Short problem: Quote all of the data below exactly, please.

-- Start --

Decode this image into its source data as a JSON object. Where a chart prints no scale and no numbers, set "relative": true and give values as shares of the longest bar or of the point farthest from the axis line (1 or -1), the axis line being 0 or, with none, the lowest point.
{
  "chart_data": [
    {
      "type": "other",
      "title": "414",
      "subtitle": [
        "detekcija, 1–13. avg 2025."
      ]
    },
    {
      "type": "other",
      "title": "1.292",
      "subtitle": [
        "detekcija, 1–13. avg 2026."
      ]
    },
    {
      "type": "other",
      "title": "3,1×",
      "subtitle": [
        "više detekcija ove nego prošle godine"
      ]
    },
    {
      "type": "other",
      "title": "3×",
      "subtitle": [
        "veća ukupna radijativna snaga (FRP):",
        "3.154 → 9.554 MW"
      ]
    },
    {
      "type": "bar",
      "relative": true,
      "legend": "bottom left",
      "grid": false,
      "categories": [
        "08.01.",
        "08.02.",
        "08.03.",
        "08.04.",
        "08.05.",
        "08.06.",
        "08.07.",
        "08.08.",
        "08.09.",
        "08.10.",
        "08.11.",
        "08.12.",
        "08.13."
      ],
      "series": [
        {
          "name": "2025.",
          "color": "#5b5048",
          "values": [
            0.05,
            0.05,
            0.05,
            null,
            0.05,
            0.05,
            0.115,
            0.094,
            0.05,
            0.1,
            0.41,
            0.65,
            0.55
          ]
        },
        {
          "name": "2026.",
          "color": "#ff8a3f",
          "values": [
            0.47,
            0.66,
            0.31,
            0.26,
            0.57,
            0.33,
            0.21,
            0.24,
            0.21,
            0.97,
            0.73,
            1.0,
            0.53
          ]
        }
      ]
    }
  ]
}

-- End --

Task answer:
Decode this image into its source data as a JSON object. Where a chart prints no scale and no numbers, set "relative": true and give values as shares of the longest bar or of the point farthest from the axis line (1 or -1), the axis line being 0 or, with none, the lowest point.
{
  "chart_data": [
    {
      "type": "other",
      "title": "414",
      "subtitle": [
        "detekcija, 1–13. avg 2025."
      ]
    },
    {
      "type": "other",
      "title": "1.292",
      "subtitle": [
        "detekcija, 1–13. avg 2026."
      ]
    },
    {
      "type": "other",
      "title": "3,1×",
      "subtitle": [
        "više detekcija ove nego prošle godine"
      ]
    },
    {
      "type": "other",
      "title": "3×",
      "subtitle": [
        "veća ukupna radijativna snaga (FRP):",
        "3.154 → 9.554 MW"
      ]
    },
    {
      "type": "bar",
      "relative": true,
      "legend": "bottom left",
      "grid": false,
      "categories": [
        "08.01.",
        "08.02.",
        "08.03.",
        "08.04.",
        "08.05.",
        "08.06.",
        "08.07.",
        "08.08.",
        "08.09.",
        "08.10.",
        "08.11.",
        "08.12.",
        "08.13."
      ],
      "series": [
        {
          "name": "2025.",
          "color": "#5b5048",
          "values": [
            0.05,
            0.05,
            0.05,
            null,
            0.05,
            0.05,
            0.115,
            0.094,
            0.05,
            0.1,
            0.41,
            0.65,
            0.55
          ]
        },
        {
          "name": "2026.",
          "color": "#ff8a3f",
          "values": [
            0.47,
            0.66,
            0.31,
            0.26,
            0.57,
            0.33,
            0.21,
            0.24,
            0.21,
            0.97,
            0.73,
            1.0,
            0.53
          ]
        }
      ]
    }
  ]
}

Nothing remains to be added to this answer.